> WRITTEN TASK: Of the lines in the records that follow, how many include the word "помещалась"? Answer with a bare number.

> GIVEN INFORMATION:
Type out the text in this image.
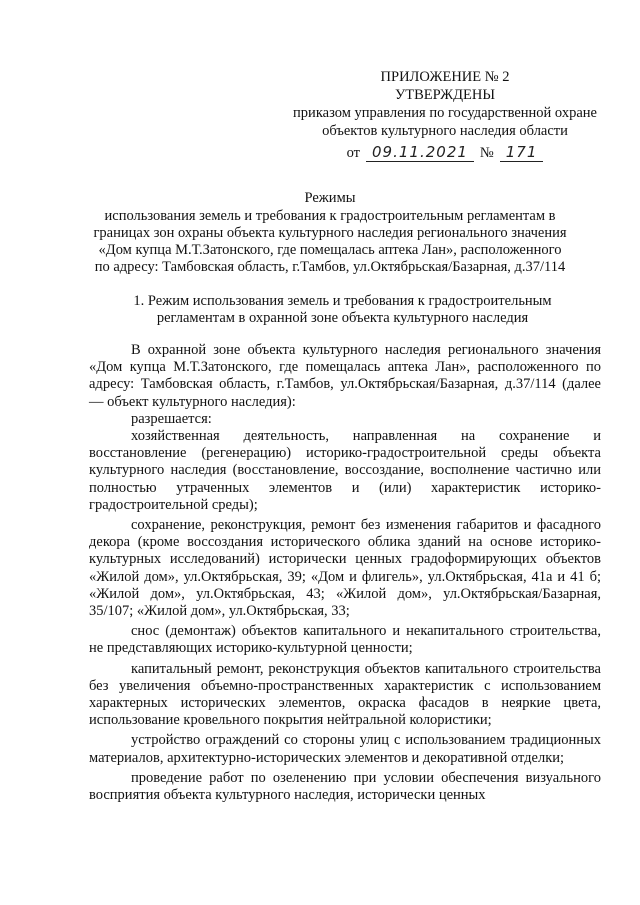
ПРИЛОЖЕНИЕ № 2
УТВЕРЖДЕНЫ
приказом управления по государственной охране
объектов культурного наследия области
от 09.11.2021 № 171
Режимы
использования земель и требования к градостроительным регламентам в
границах зон охраны объекта культурного наследия регионального значения
«Дом купца М.Т.Затонского, где помещалась аптека Лан», расположенного
по адресу: Тамбовская область, г.Тамбов, ул.Октябрьская/Базарная, д.37/114
1. Режим использования земель и требования к градостроительным
регламентам в охранной зоне объекта культурного наследия

В охранной зоне объекта культурного наследия регионального значения «Дом купца М.Т.Затонского, где помещалась аптека Лан», расположенного по адресу: Тамбовская область, г.Тамбов, ул.Октябрьская/Базарная, д.37/114 (далее — объект культурного наследия):

разрешается:

хозяйственная деятельность, направленная на сохранение и восстановление (регенерацию) историко-градостроительной среды объекта культурного наследия (восстановление, воссоздание, восполнение частично или полностью утраченных элементов и (или) характеристик историко-градостроительной среды);

сохранение, реконструкция, ремонт без изменения габаритов и фасадного декора (кроме воссоздания исторического облика зданий на основе историко-культурных исследований) исторически ценных градоформирующих объектов «Жилой дом», ул.Октябрьская, 39; «Дом и флигель», ул.Октябрьская, 41а и 41 б; «Жилой дом», ул.Октябрьская, 43; «Жилой дом», ул.Октябрьская/Базарная, 35/107; «Жилой дом», ул.Октябрьская, 33;

снос (демонтаж) объектов капитального и некапитального строительства, не представляющих историко-культурной ценности;

капитальный ремонт, реконструкция объектов капитального строительства без увеличения объемно-пространственных характеристик с использованием характерных исторических элементов, окраска фасадов в неяркие цвета, использование кровельного покрытия нейтральной колористики;

устройство ограждений со стороны улиц с использованием традиционных материалов, архитектурно-исторических элементов и декоративной отделки;

проведение работ по озеленению при условии обеспечения визуального восприятия объекта культурного наследия, исторически ценных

> ANSWER TO THIS PROBLEM: 2